## The problem
Copy out everything from the start of the records down to the line containing "zoom-out-icon <box>485 352 515 381</box>", both ends included and the request kept as it is. Offset every box coordinate in the answers by 139.

## Records for this task
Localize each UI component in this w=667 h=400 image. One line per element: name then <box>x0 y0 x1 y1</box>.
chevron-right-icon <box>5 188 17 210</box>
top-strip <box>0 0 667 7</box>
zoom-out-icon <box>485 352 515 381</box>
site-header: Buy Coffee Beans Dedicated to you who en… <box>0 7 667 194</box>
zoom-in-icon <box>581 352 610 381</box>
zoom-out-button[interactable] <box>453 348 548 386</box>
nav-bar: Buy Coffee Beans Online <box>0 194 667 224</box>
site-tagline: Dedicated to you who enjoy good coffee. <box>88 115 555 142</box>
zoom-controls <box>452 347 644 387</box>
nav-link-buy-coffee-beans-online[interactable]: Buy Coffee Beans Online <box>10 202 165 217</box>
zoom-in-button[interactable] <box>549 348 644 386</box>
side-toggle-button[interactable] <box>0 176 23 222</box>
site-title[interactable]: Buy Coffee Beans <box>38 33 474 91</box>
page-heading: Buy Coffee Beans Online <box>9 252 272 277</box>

## The reply
Localize each UI component in this w=667 h=400 image. One line per element: name then <box>x0 y0 x1 y1</box>.
chevron-right-icon <box>144 327 156 349</box>
top-strip <box>139 139 806 146</box>
zoom-out-icon <box>624 491 654 520</box>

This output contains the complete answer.